▶ **TEXTO EXTRAÍDO**:

◆ ◆ ◆ ◆

En la Bula de Convocación del Jubileo para este año 2025 el Papa Francisco nos dirigió a todos una invitación a vivir en “la esperanza que no defrauda” (Rom 5,5). Para poder alcanzarla nos propuso asumirnos como peregrinos cuya meta es un encuentro vivo y personal con Jesucristo, aquel que es capaz de iluminar toda nuestra realidad con su esperanza de un modo definitivo. El camino que se abre hacia esa meta es un llamado a ponernos en movimiento, en acción, tanto hacia una mayor profundidad en nuestra propia fe como hacia un compromiso más efectivo en nuestro vínculo con nuestros hermanos y nuestra sociedad, de modo que sea revelada más claramente nuestra opción cristiana.

◆ ◆ ◆ ◆

▶ **TAREAS PROPUESTAS**:
1 > Según el texto sobre el Jubileo de 2025, ¿con qué fin propuso el Papa Francisco que nos asumiéramos como peregrinos? Explícalo en una a tres oraciones.
2 > Transcribe del texto sobre el Jubileo de 2025 el fragmento comprendido entre "En la Bula de" y "nuestra opción cristiana.", ambos incluidos.
El listado que viene a continuación no hace falta para nada.

▶ **DATOS APORTADOS**:

◆ ◆ ◆ ◆

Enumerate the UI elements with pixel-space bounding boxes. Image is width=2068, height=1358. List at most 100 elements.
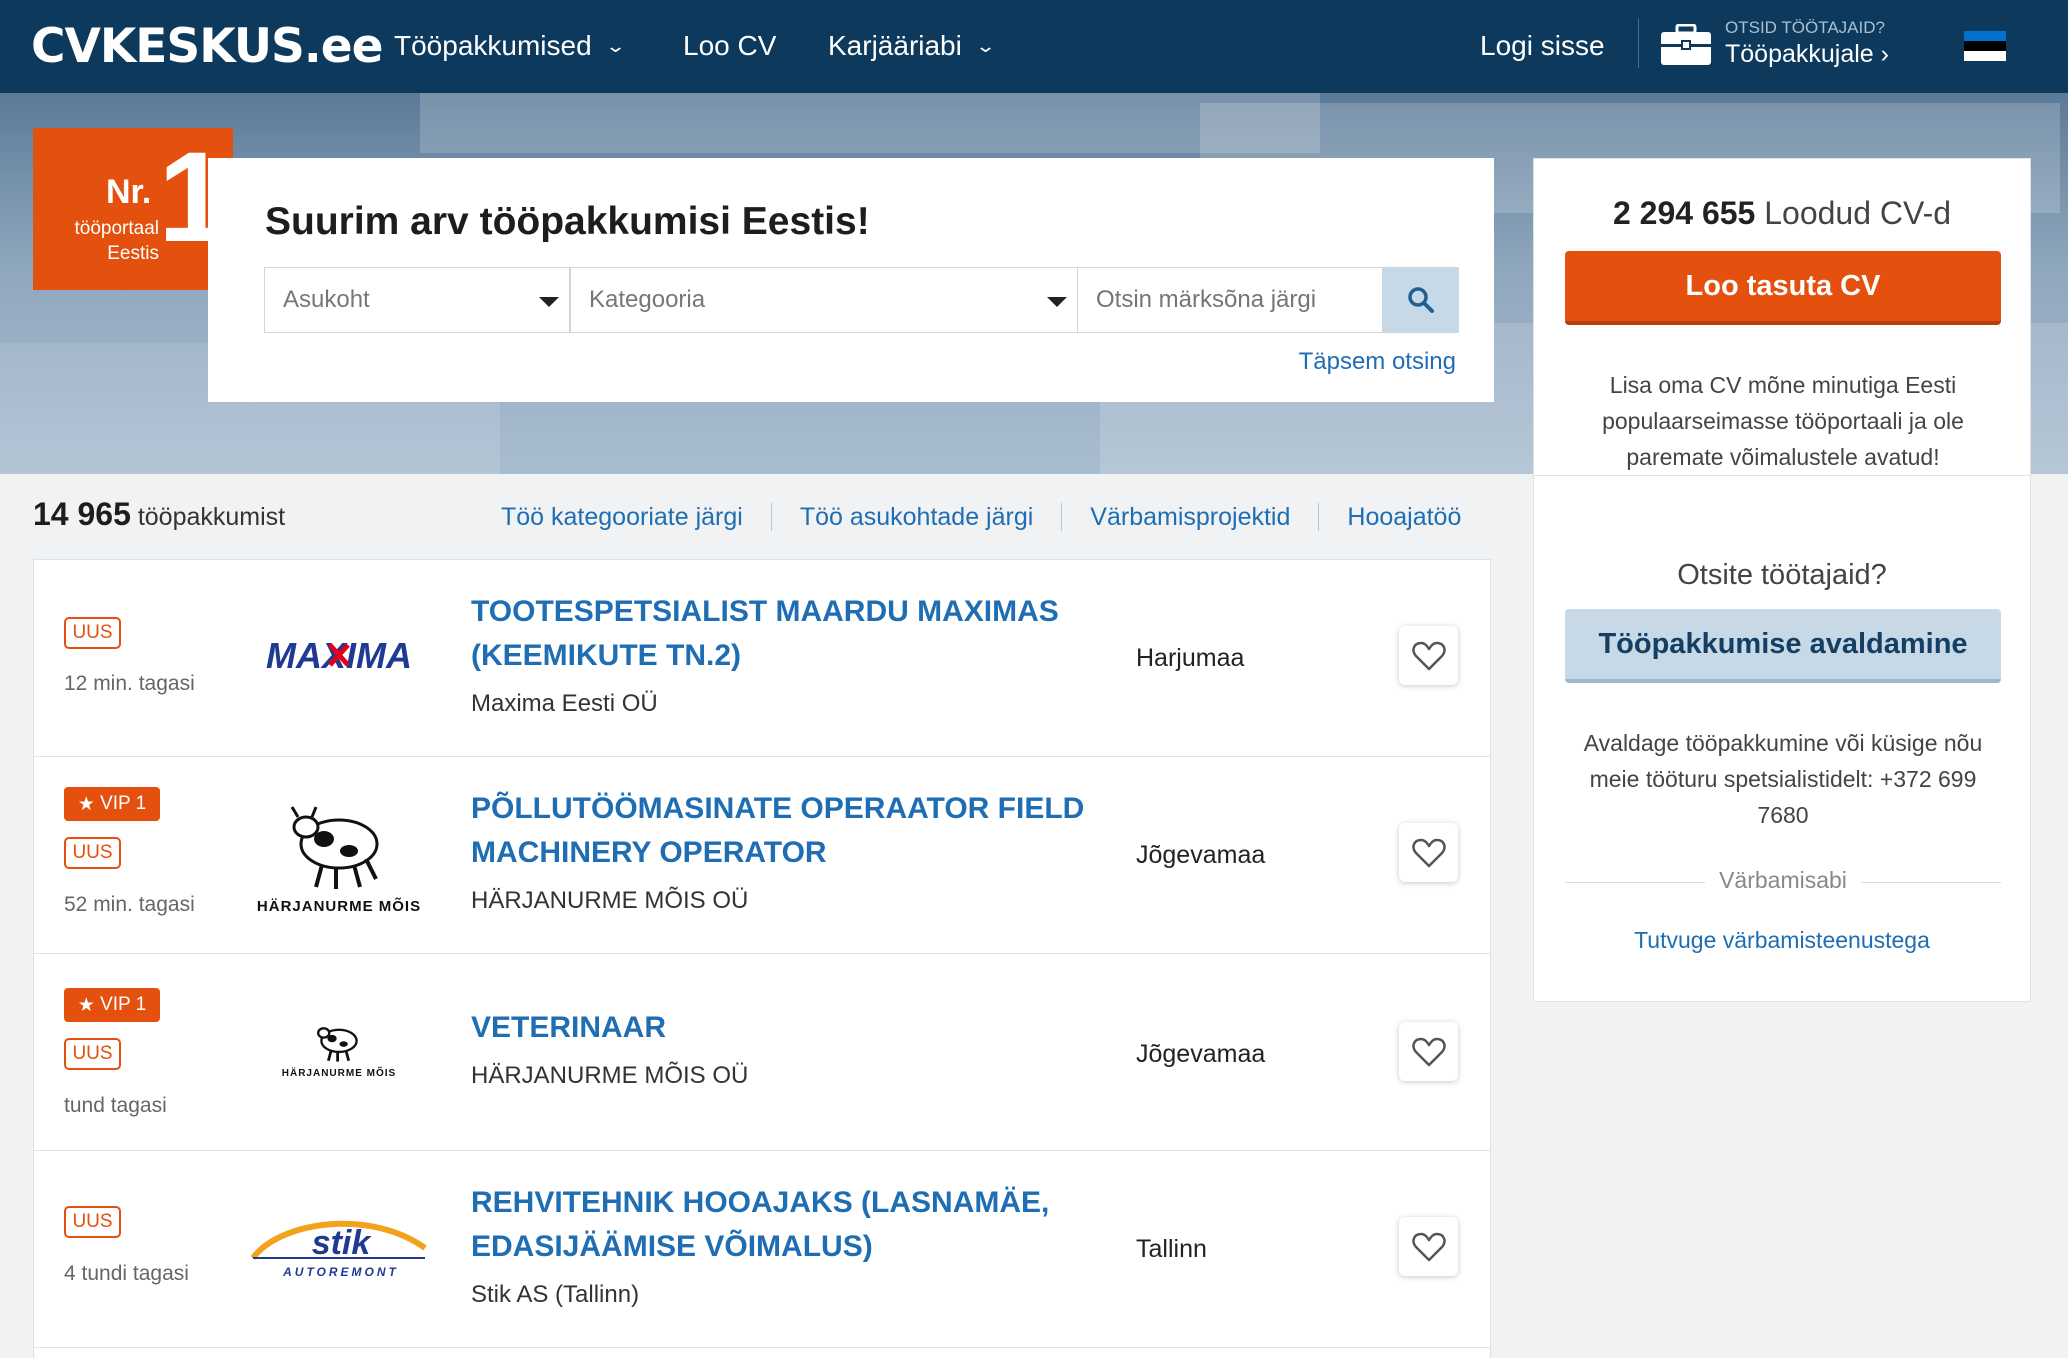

◆ ◆ ◆ ◆

▶ **EJERCICIO RESUELTO**:
1 > El Papa lo propuso para que pudiéramos alcanzar "la esperanza que no defrauda". Como peregrinos, nuestra meta es un encuentro vivo y personal con Jesucristo, capaz de iluminar toda nuestra realidad con su esperanza de un modo definitivo.

2 >
En la Bula de Convocación del Jubileo para este año 2025 el Papa Francisco nos dirigió a todos una invitación a vivir en “la esperanza que no defrauda” (Rom 5,5). Para poder alcanzarla nos propuso asumirnos como peregrinos cuya meta es un encuentro vivo y personal con Jesucristo, aquel que es capaz de iluminar toda nuestra realidad con su esperanza de un modo definitivo. El camino que se abre hacia esa meta es un llamado a ponernos en movimiento, en acción, tanto hacia una mayor profundidad en nuestra propia fe como hacia un compromiso más efectivo en nuestro vínculo con nuestros hermanos y nuestra sociedad, de modo que sea revelada más claramente nuestra opción cristiana.